Brief :: Pull each line holding the word "numero" from the data.

Records provided ::
start

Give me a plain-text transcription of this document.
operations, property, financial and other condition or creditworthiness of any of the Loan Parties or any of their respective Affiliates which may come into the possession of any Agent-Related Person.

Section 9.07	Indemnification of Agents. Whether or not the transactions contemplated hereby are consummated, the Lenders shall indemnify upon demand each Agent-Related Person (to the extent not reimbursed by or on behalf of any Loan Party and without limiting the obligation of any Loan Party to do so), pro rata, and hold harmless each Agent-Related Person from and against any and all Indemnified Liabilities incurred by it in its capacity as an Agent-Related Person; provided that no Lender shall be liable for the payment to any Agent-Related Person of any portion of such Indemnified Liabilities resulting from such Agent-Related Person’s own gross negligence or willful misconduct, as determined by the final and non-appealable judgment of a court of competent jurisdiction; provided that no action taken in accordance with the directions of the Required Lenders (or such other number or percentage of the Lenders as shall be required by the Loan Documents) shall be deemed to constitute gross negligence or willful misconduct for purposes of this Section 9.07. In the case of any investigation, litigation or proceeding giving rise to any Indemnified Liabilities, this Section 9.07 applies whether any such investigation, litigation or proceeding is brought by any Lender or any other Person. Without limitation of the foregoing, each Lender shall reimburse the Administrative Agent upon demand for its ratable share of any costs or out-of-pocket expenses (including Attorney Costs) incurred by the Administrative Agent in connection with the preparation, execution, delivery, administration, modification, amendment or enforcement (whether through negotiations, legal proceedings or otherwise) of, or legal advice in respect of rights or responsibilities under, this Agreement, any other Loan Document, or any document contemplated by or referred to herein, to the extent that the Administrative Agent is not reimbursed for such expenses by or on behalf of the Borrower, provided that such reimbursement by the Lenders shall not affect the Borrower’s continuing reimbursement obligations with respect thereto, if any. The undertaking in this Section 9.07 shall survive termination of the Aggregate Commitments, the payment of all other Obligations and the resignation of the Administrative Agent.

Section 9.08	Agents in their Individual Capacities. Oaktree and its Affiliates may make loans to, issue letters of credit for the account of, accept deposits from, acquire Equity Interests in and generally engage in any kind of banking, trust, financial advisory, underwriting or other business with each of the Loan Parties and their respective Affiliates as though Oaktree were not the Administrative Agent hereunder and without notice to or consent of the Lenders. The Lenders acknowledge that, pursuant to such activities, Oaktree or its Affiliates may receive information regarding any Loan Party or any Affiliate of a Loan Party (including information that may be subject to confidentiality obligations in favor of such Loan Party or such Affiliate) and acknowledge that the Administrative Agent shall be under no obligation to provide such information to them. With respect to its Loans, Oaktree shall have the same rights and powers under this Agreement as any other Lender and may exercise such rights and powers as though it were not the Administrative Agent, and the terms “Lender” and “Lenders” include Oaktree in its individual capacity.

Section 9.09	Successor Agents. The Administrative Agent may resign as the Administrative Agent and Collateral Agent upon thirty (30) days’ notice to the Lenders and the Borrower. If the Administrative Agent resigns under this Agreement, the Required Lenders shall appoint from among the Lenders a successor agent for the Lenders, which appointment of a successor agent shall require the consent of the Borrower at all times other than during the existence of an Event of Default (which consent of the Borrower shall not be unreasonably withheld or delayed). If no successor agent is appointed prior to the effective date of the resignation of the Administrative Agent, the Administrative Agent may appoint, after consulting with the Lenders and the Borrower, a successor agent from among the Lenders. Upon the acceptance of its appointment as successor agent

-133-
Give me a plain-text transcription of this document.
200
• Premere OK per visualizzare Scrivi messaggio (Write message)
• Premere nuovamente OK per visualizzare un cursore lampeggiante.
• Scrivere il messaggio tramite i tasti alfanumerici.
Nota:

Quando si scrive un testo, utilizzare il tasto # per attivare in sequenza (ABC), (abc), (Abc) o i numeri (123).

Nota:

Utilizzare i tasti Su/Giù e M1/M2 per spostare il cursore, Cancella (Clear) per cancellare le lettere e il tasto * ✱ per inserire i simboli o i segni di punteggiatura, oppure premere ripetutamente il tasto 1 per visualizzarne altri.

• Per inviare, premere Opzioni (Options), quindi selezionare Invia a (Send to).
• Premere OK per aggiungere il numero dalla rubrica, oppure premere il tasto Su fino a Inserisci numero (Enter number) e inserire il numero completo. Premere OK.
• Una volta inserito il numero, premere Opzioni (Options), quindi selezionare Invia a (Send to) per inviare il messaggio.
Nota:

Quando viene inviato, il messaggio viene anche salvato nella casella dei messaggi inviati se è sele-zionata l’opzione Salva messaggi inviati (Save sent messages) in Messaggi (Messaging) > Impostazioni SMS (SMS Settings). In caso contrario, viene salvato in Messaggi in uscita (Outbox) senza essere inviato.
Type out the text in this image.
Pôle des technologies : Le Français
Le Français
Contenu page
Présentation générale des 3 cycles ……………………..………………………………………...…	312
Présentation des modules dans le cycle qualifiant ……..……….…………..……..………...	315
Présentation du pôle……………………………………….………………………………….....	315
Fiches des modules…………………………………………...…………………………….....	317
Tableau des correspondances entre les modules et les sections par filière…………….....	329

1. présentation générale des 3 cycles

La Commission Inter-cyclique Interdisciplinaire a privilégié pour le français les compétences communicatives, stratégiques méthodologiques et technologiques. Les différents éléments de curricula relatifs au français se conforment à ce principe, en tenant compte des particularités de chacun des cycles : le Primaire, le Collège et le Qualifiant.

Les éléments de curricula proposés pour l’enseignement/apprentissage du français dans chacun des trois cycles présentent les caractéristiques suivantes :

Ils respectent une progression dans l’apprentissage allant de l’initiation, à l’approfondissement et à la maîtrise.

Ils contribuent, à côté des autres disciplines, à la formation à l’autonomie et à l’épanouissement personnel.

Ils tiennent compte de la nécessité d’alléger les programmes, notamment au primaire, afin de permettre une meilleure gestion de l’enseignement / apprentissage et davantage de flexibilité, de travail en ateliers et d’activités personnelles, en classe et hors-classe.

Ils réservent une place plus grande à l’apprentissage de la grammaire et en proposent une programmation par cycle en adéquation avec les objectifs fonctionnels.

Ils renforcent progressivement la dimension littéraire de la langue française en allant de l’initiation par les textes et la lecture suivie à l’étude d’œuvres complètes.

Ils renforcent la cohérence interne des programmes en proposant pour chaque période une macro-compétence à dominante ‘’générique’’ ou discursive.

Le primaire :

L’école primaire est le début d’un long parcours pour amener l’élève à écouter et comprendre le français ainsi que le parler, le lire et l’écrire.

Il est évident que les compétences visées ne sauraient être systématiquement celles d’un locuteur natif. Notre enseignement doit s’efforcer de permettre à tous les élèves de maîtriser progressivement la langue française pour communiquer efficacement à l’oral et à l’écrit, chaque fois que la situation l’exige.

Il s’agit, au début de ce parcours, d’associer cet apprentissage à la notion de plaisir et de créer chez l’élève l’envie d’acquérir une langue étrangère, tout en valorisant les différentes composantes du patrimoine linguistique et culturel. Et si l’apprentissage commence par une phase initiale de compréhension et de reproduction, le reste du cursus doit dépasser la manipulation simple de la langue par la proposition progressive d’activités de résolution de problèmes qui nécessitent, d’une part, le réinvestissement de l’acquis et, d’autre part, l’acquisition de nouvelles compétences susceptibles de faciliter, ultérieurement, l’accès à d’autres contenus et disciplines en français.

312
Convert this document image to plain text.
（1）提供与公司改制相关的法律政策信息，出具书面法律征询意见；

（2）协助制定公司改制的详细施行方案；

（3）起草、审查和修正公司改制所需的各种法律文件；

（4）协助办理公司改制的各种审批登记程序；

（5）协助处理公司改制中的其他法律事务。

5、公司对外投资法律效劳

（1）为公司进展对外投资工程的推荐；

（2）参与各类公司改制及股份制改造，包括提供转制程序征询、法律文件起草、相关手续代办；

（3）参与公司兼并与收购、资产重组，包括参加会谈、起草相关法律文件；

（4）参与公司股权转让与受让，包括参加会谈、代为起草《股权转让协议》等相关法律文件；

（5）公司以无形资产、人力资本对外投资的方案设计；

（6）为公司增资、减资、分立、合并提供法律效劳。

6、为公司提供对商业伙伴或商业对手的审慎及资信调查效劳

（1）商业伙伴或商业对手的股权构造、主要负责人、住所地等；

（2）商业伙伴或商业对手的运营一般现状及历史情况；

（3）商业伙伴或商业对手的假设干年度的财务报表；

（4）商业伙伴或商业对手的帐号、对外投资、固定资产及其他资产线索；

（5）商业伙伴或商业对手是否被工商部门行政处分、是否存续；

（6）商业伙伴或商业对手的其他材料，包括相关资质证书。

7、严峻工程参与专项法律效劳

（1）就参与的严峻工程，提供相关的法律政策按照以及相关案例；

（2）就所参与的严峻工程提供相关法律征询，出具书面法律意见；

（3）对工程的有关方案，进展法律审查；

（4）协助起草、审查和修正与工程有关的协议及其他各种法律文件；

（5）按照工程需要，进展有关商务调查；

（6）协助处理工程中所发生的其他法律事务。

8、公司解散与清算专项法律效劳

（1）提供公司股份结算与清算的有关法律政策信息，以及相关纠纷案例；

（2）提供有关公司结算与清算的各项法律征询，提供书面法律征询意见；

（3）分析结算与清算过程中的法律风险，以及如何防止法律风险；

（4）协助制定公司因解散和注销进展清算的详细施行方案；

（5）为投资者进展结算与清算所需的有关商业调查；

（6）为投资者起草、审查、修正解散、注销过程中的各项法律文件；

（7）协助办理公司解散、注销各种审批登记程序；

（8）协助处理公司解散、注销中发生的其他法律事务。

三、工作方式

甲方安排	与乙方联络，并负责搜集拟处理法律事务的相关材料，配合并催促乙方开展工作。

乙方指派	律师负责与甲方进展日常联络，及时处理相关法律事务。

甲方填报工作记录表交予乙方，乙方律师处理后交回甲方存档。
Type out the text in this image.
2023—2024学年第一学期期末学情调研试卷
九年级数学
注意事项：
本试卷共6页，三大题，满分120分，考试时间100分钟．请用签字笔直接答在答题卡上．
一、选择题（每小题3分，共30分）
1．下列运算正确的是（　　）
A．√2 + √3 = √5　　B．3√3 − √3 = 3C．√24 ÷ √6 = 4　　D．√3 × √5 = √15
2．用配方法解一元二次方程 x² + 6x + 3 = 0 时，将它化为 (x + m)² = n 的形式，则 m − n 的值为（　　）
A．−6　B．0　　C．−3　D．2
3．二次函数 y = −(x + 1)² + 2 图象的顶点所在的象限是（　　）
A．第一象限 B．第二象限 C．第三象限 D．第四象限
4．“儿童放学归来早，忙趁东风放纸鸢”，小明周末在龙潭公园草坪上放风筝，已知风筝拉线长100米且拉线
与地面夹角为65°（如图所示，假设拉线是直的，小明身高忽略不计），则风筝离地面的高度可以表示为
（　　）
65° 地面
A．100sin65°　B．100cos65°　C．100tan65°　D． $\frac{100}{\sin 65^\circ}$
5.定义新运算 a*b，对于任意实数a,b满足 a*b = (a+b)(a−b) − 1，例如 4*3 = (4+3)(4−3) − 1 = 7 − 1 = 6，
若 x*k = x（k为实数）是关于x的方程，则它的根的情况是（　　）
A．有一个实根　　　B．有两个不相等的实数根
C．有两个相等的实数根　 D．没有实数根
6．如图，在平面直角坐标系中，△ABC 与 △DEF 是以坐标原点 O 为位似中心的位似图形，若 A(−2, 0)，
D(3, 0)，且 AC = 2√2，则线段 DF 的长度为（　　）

end

Answer for the task ::
• Premere OK per aggiungere il numero dalla rubrica, oppure premere il tasto Su fino a Inserisci numero (Enter number) e inserire il numero completo. Premere OK.
• Una volta inserito il numero, premere Opzioni (Options), quindi selezionare Invia a (Send to) per inviare il messaggio.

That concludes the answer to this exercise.